:: Given data
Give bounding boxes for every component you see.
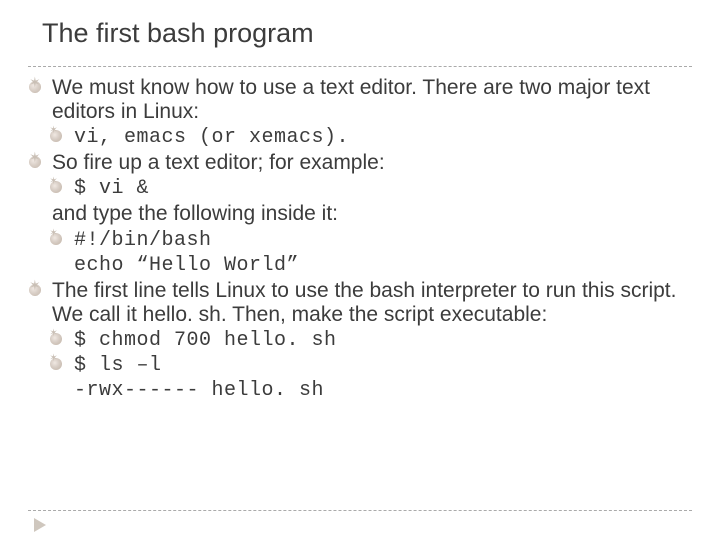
- bullet-2-sub-2a: #!/bin/bash: [50, 229, 692, 252]
- bullet-2-continuation: and type the following inside it:: [52, 202, 692, 226]
- bullet-2-sub-1: $ vi &: [50, 177, 692, 200]
- bullet-2-text: So fire up a text editor; for example:: [52, 151, 385, 174]
- bullet-1-text: We must know how to use a text editor. T…: [52, 76, 650, 123]
- divider-top: [28, 66, 692, 67]
- slide-body: We must know how to use a text editor. T…: [28, 76, 692, 404]
- bullet-3: The first line tells Linux to use the ba…: [28, 279, 692, 327]
- slide-arrow-icon: [34, 518, 46, 532]
- bullet-3-sub-1: $ chmod 700 hello. sh: [50, 329, 692, 352]
- slide: The first bash program We must know how …: [0, 0, 720, 540]
- divider-bottom: [28, 510, 692, 511]
- bullet-2: So fire up a text editor; for example:: [28, 151, 692, 175]
- bullet-3-text: The first line tells Linux to use the ba…: [52, 279, 676, 326]
- bullet-3-sub-2: $ ls –l: [50, 354, 692, 377]
- slide-title: The first bash program: [42, 18, 314, 49]
- bullet-1: We must know how to use a text editor. T…: [28, 76, 692, 124]
- bullet-1-sub-1: vi, emacs (or xemacs).: [50, 126, 692, 149]
- bullet-2-sub-2b: echo “Hello World”: [74, 254, 692, 277]
- bullet-3-sub-3: -rwx------ hello. sh: [74, 379, 692, 402]
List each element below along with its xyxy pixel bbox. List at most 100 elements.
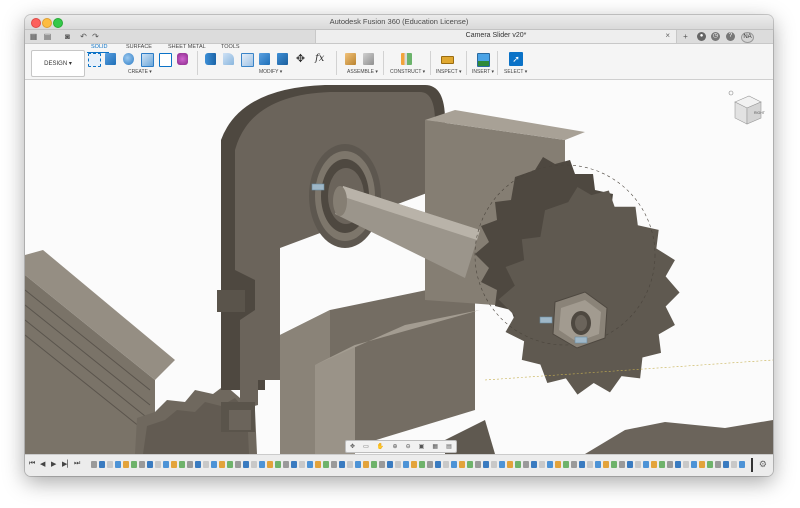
timeline-feature[interactable] [387,461,393,468]
timeline-feature[interactable] [115,461,121,468]
timeline-feature[interactable] [571,461,577,468]
timeline-feature[interactable] [451,461,457,468]
timeline-feature[interactable] [267,461,273,468]
3d-viewport[interactable]: RIGHT ✥ ▭ ✋ ⊕ ⊖ ▣ ▦ ▤ [25,80,773,454]
step-back-icon[interactable]: ◀ [40,460,45,468]
timeline-feature[interactable] [563,461,569,468]
timeline-feature[interactable] [459,461,465,468]
timeline-feature[interactable] [139,461,145,468]
insert-image-icon[interactable] [477,53,490,67]
timeline-feature[interactable] [499,461,505,468]
timeline-feature[interactable] [651,461,657,468]
timeline-feature[interactable] [195,461,201,468]
timeline-feature[interactable] [667,461,673,468]
document-tab[interactable]: Camera Slider v20* × [315,30,677,43]
timeline-feature[interactable] [515,461,521,468]
timeline-feature[interactable] [555,461,561,468]
combine-icon[interactable] [259,53,270,65]
timeline-feature[interactable] [707,461,713,468]
timeline-feature[interactable] [283,461,289,468]
play-icon[interactable]: ▶ [51,460,56,468]
move-copy-icon[interactable]: ✥ [295,53,306,65]
timeline-feature[interactable] [699,461,705,468]
job-status-icon[interactable]: ● [697,32,706,41]
timeline-feature[interactable] [347,461,353,468]
timeline-feature[interactable] [595,461,601,468]
timeline-feature[interactable] [547,461,553,468]
timeline-feature[interactable] [411,461,417,468]
timeline-feature[interactable] [539,461,545,468]
select-group-label[interactable]: SELECT ▾ [504,69,527,75]
orbit-icon[interactable]: ✥ [350,443,355,450]
zoom-icon[interactable]: ⊕ [392,443,397,450]
timeline-feature[interactable] [339,461,345,468]
timeline-feature[interactable] [379,461,385,468]
tab-surface[interactable]: SURFACE [126,44,152,50]
timeline-feature[interactable] [91,461,97,468]
extrude-icon[interactable] [105,53,116,65]
timeline-feature[interactable] [251,461,257,468]
timeline-feature[interactable] [507,461,513,468]
change-parameters-icon[interactable]: fx [315,53,329,65]
insert-group-label[interactable]: INSERT ▾ [472,69,494,75]
close-tab-icon[interactable]: × [665,31,670,40]
hole-icon[interactable] [141,53,154,67]
timeline-feature[interactable] [603,461,609,468]
file-menu-icon[interactable]: ▤ [43,32,52,41]
timeline-feature[interactable] [147,461,153,468]
create-form-icon[interactable] [177,53,188,65]
timeline-feature[interactable] [475,461,481,468]
timeline-settings-icon[interactable]: ⚙ [759,459,767,470]
timeline-feature[interactable] [627,461,633,468]
press-pull-icon[interactable] [205,53,216,65]
save-icon[interactable]: ◙ [63,32,72,41]
create-group-label[interactable]: CREATE ▾ [128,69,152,75]
timeline-feature[interactable] [211,461,217,468]
replace-face-icon[interactable] [277,53,288,65]
timeline-feature[interactable] [243,461,249,468]
inspect-group-label[interactable]: INSPECT ▾ [436,69,461,75]
timeline-feature[interactable] [643,461,649,468]
timeline-feature[interactable] [331,461,337,468]
timeline-feature[interactable] [203,461,209,468]
new-component-icon[interactable] [345,53,356,65]
timeline-feature[interactable] [587,461,593,468]
modify-group-label[interactable]: MODIFY ▾ [259,69,282,75]
timeline-feature[interactable] [291,461,297,468]
construct-group-label[interactable]: CONSTRUCT ▾ [390,69,425,75]
timeline-feature[interactable] [171,461,177,468]
timeline-feature[interactable] [259,461,265,468]
tab-solid[interactable]: SOLID [91,44,108,50]
tab-tools[interactable]: TOOLS [221,44,240,50]
timeline-feature[interactable] [659,461,665,468]
timeline-feature[interactable] [635,461,641,468]
model-canvas[interactable] [25,80,773,454]
timeline-feature[interactable] [371,461,377,468]
timeline-feature[interactable] [419,461,425,468]
timeline-feature[interactable] [683,461,689,468]
timeline-feature[interactable] [467,461,473,468]
timeline-feature[interactable] [107,461,113,468]
pattern-icon[interactable] [159,53,172,67]
timeline-feature[interactable] [723,461,729,468]
go-to-start-icon[interactable]: ⏮ [29,460,35,468]
timeline-feature[interactable] [299,461,305,468]
select-icon[interactable]: ➚ [509,52,523,66]
timeline-feature[interactable] [187,461,193,468]
go-to-end-icon[interactable]: ⏭ [74,460,80,468]
timeline-feature[interactable] [179,461,185,468]
viewports-icon[interactable]: ▤ [446,443,452,450]
user-avatar[interactable]: NA [741,32,754,43]
timeline-feature[interactable] [131,461,137,468]
timeline-feature[interactable] [355,461,361,468]
help-icon[interactable]: ? [726,32,735,41]
new-tab-icon[interactable]: + [681,32,690,41]
timeline-feature[interactable] [675,461,681,468]
grid-settings-icon[interactable]: ▦ [432,443,438,450]
app-grid-icon[interactable]: ▦ [29,32,38,41]
timeline-feature[interactable] [435,461,441,468]
timeline-feature[interactable] [363,461,369,468]
notifications-icon[interactable]: ◷ [711,32,720,41]
revolve-icon[interactable] [123,53,134,65]
timeline-feature[interactable] [315,461,321,468]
::::
● Work to be completed:
Rewrite all of the material above, replacing "timeline-feature" with "timeline-step" wherever it occurs and changing nothing else. Leave the pictures out.

● Reply to the exercise:
Give bounding boxes for every component you see.
- bullet-2-sub-2a: #!/bin/bash: [50, 229, 692, 252]
- bullet-2-continuation: and type the following inside it:: [52, 202, 692, 226]
- bullet-2-sub-1: $ vi &: [50, 177, 692, 200]
- bullet-2-text: So fire up a text editor; for example:: [52, 151, 385, 174]
- bullet-1-text: We must know how to use a text editor. T…: [52, 76, 650, 123]
- divider-top: [28, 66, 692, 67]
- slide-body: We must know how to use a text editor. T…: [28, 76, 692, 404]
- bullet-3: The first line tells Linux to use the ba…: [28, 279, 692, 327]
- slide-arrow-icon: [34, 518, 46, 532]
- bullet-3-sub-1: $ chmod 700 hello. sh: [50, 329, 692, 352]
- slide: The first bash program We must know how …: [0, 0, 720, 540]
- divider-bottom: [28, 510, 692, 511]
- bullet-2: So fire up a text editor; for example:: [28, 151, 692, 175]
- bullet-3-text: The first line tells Linux to use the ba…: [52, 279, 676, 326]
- bullet-3-sub-2: $ ls –l: [50, 354, 692, 377]
- slide-title: The first bash program: [42, 18, 314, 49]
- bullet-1: We must know how to use a text editor. T…: [28, 76, 692, 124]
- bullet-1-sub-1: vi, emacs (or xemacs).: [50, 126, 692, 149]
- bullet-2-sub-2b: echo “Hello World”: [74, 254, 692, 277]
- bullet-3-sub-3: -rwx------ hello. sh: [74, 379, 692, 402]
List each element below along with its xyxy pixel bbox. List at most 100 elements.
timeline-step[interactable] [387,461,393,468]
timeline-step[interactable] [115,461,121,468]
timeline-step[interactable] [571,461,577,468]
timeline-step[interactable] [451,461,457,468]
timeline-step[interactable] [267,461,273,468]
3d-viewport[interactable]: RIGHT ✥ ▭ ✋ ⊕ ⊖ ▣ ▦ ▤ [25,80,773,454]
step-back-icon[interactable]: ◀ [40,460,45,468]
timeline-step[interactable] [563,461,569,468]
timeline-step[interactable] [459,461,465,468]
timeline-step[interactable] [139,461,145,468]
insert-image-icon[interactable] [477,53,490,67]
timeline-step[interactable] [499,461,505,468]
timeline-step[interactable] [651,461,657,468]
timeline-step[interactable] [195,461,201,468]
timeline-step[interactable] [667,461,673,468]
document-tab[interactable]: Camera Slider v20* × [315,30,677,43]
timeline-step[interactable] [515,461,521,468]
timeline-step[interactable] [555,461,561,468]
combine-icon[interactable] [259,53,270,65]
timeline-step[interactable] [707,461,713,468]
timeline-step[interactable] [283,461,289,468]
play-icon[interactable]: ▶ [51,460,56,468]
move-copy-icon[interactable]: ✥ [295,53,306,65]
timeline-step[interactable] [699,461,705,468]
job-status-icon[interactable]: ● [697,32,706,41]
timeline-step[interactable] [347,461,353,468]
timeline-step[interactable] [595,461,601,468]
timeline-step[interactable] [547,461,553,468]
timeline-step[interactable] [411,461,417,468]
timeline-step[interactable] [539,461,545,468]
select-group-label[interactable]: SELECT ▾ [504,69,527,75]
orbit-icon[interactable]: ✥ [350,443,355,450]
zoom-icon[interactable]: ⊕ [392,443,397,450]
timeline-step[interactable] [339,461,345,468]
timeline-step[interactable] [379,461,385,468]
tab-surface[interactable]: SURFACE [126,44,152,50]
timeline-step[interactable] [91,461,97,468]
extrude-icon[interactable] [105,53,116,65]
timeline-step[interactable] [251,461,257,468]
timeline-step[interactable] [507,461,513,468]
change-parameters-icon[interactable]: fx [315,53,329,65]
insert-group-label[interactable]: INSERT ▾ [472,69,494,75]
close-tab-icon[interactable]: × [665,31,670,40]
hole-icon[interactable] [141,53,154,67]
timeline-step[interactable] [603,461,609,468]
file-menu-icon[interactable]: ▤ [43,32,52,41]
timeline-step[interactable] [147,461,153,468]
create-form-icon[interactable] [177,53,188,65]
timeline-step[interactable] [475,461,481,468]
timeline-settings-icon[interactable]: ⚙ [759,459,767,470]
timeline-step[interactable] [627,461,633,468]
press-pull-icon[interactable] [205,53,216,65]
save-icon[interactable]: ◙ [63,32,72,41]
create-group-label[interactable]: CREATE ▾ [128,69,152,75]
timeline-step[interactable] [211,461,217,468]
replace-face-icon[interactable] [277,53,288,65]
timeline-step[interactable] [243,461,249,468]
inspect-group-label[interactable]: INSPECT ▾ [436,69,461,75]
timeline-step[interactable] [643,461,649,468]
timeline-step[interactable] [331,461,337,468]
timeline-step[interactable] [203,461,209,468]
new-component-icon[interactable] [345,53,356,65]
timeline-step[interactable] [587,461,593,468]
modify-group-label[interactable]: MODIFY ▾ [259,69,282,75]
timeline-step[interactable] [291,461,297,468]
construct-group-label[interactable]: CONSTRUCT ▾ [390,69,425,75]
timeline-step[interactable] [171,461,177,468]
timeline-step[interactable] [259,461,265,468]
tab-solid[interactable]: SOLID [91,44,108,50]
tab-tools[interactable]: TOOLS [221,44,240,50]
timeline-step[interactable] [659,461,665,468]
timeline-step[interactable] [635,461,641,468]
model-canvas[interactable] [25,80,773,454]
timeline-step[interactable] [371,461,377,468]
timeline-step[interactable] [419,461,425,468]
timeline-step[interactable] [683,461,689,468]
timeline-step[interactable] [467,461,473,468]
timeline-step[interactable] [107,461,113,468]
pattern-icon[interactable] [159,53,172,67]
timeline-step[interactable] [723,461,729,468]
go-to-start-icon[interactable]: ⏮ [29,460,35,468]
timeline-step[interactable] [299,461,305,468]
select-icon[interactable]: ➚ [509,52,523,66]
timeline-step[interactable] [187,461,193,468]
go-to-end-icon[interactable]: ⏭ [74,460,80,468]
timeline-step[interactable] [179,461,185,468]
viewports-icon[interactable]: ▤ [446,443,452,450]
user-avatar[interactable]: NA [741,32,754,43]
timeline-step[interactable] [131,461,137,468]
timeline-step[interactable] [355,461,361,468]
help-icon[interactable]: ? [726,32,735,41]
new-tab-icon[interactable]: + [681,32,690,41]
timeline-step[interactable] [675,461,681,468]
grid-settings-icon[interactable]: ▦ [432,443,438,450]
app-grid-icon[interactable]: ▦ [29,32,38,41]
timeline-step[interactable] [435,461,441,468]
timeline-step[interactable] [363,461,369,468]
notifications-icon[interactable]: ◷ [711,32,720,41]
revolve-icon[interactable] [123,53,134,65]
timeline-step[interactable] [315,461,321,468]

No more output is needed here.